DIRECTIONS FOR THIS TASK »
Among these lines, how many include "date"? Answer only with the number.

(Figure collection entries)
__________________________________________________

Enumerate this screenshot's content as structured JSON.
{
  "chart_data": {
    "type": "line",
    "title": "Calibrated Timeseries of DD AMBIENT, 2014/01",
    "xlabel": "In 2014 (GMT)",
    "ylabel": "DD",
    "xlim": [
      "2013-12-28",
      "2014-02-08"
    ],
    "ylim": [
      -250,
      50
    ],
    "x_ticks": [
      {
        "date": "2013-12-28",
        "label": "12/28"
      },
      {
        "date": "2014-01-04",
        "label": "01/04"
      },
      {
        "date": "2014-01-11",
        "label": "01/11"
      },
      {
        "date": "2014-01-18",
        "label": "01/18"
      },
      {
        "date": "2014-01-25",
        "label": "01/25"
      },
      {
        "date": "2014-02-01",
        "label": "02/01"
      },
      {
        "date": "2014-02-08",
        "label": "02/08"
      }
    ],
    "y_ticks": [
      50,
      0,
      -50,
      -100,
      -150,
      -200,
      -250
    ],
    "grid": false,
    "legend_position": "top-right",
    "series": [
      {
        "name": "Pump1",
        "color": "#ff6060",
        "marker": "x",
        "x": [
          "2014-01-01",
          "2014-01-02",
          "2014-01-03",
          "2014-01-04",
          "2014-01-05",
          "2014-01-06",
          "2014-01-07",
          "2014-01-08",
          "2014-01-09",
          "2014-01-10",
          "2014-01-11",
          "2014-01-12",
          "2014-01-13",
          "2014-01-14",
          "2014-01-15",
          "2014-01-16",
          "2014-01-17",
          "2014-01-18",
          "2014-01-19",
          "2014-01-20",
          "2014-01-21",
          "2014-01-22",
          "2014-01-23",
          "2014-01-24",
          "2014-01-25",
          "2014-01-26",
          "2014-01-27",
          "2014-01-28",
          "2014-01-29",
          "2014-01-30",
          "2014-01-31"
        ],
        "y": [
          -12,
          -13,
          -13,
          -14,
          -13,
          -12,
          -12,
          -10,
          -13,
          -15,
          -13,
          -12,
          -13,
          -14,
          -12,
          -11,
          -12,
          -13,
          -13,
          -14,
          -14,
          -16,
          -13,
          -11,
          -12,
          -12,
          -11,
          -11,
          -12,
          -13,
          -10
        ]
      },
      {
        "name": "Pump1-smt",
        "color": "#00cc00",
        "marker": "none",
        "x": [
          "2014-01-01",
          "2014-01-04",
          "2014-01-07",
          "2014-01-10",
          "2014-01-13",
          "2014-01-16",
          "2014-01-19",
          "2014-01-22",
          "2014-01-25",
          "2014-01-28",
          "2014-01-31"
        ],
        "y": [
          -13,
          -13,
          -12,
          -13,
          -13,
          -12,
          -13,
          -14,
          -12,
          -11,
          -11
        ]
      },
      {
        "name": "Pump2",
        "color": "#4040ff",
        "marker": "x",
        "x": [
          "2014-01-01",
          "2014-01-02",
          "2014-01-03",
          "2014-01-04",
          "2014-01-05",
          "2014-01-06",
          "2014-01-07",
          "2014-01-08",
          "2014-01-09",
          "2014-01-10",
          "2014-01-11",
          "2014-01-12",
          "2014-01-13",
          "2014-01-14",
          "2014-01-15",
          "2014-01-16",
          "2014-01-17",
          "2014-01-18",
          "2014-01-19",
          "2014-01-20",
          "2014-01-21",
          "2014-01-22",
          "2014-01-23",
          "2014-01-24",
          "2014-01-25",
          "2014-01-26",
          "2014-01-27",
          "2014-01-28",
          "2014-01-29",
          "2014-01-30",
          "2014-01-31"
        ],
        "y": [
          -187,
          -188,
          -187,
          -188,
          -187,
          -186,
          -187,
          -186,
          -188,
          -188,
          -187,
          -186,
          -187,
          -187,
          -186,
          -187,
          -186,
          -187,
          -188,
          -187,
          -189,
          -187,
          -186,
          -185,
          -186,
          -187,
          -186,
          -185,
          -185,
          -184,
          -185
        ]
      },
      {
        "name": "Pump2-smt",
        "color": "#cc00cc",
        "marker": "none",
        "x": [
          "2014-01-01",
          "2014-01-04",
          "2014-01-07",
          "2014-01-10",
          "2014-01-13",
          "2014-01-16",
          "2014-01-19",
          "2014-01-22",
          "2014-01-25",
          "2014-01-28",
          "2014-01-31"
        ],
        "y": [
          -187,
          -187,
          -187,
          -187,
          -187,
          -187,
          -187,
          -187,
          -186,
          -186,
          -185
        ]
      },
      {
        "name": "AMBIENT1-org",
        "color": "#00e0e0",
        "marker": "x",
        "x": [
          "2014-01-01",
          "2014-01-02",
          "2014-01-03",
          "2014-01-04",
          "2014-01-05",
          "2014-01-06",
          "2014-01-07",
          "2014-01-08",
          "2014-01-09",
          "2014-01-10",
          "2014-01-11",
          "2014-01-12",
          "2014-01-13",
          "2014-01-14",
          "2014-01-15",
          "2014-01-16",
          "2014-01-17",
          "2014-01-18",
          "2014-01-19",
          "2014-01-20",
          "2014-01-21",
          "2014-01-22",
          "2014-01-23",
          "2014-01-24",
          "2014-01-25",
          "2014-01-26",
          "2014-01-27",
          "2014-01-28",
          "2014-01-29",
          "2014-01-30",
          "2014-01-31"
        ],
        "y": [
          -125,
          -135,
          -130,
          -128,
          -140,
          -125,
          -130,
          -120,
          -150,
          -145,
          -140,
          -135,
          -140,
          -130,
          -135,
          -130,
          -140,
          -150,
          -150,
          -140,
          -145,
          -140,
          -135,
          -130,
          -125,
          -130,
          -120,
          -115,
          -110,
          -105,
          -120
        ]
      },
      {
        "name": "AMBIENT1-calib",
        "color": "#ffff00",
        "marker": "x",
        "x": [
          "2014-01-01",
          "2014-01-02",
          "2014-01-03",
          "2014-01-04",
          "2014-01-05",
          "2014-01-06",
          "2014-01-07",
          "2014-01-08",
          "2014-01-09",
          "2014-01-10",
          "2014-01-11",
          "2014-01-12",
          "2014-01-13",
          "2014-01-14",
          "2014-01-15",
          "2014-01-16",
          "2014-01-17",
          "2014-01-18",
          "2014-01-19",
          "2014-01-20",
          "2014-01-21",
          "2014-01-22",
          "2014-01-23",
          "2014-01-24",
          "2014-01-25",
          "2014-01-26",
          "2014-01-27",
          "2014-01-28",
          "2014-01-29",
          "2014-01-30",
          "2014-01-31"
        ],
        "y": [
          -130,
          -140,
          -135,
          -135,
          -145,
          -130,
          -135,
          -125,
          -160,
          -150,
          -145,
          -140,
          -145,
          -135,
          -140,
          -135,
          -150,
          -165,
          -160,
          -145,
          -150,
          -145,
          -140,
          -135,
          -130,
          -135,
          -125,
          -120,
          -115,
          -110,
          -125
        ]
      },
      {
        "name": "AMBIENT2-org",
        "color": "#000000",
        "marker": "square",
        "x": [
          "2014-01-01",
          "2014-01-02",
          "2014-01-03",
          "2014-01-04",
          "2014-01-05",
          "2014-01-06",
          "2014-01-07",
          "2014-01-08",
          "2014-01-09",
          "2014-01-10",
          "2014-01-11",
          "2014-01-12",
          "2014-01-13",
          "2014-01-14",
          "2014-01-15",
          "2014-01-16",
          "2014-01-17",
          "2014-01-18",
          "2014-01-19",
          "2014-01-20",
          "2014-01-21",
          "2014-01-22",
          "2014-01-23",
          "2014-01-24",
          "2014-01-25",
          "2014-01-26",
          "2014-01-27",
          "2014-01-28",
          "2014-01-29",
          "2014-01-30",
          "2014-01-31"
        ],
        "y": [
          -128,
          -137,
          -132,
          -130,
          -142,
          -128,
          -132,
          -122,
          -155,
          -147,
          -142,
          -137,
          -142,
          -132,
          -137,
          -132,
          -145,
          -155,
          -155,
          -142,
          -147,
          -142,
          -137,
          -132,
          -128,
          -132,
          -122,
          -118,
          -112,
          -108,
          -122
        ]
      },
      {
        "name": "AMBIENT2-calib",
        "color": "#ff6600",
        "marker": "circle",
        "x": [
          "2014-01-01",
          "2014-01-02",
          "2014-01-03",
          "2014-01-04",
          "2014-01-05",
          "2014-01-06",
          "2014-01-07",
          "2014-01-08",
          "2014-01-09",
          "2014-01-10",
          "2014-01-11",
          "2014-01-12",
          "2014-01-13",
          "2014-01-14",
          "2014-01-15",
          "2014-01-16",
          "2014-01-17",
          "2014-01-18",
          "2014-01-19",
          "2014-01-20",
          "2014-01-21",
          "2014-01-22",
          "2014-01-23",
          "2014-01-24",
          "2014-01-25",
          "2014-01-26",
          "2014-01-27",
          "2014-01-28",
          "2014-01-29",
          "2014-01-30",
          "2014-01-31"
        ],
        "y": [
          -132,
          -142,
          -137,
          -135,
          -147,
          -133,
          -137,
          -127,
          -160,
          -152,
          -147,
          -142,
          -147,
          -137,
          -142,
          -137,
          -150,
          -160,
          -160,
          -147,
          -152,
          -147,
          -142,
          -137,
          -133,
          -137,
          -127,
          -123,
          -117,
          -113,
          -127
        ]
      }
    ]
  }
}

__________________________________________________

SOLVED EXERCISE »
7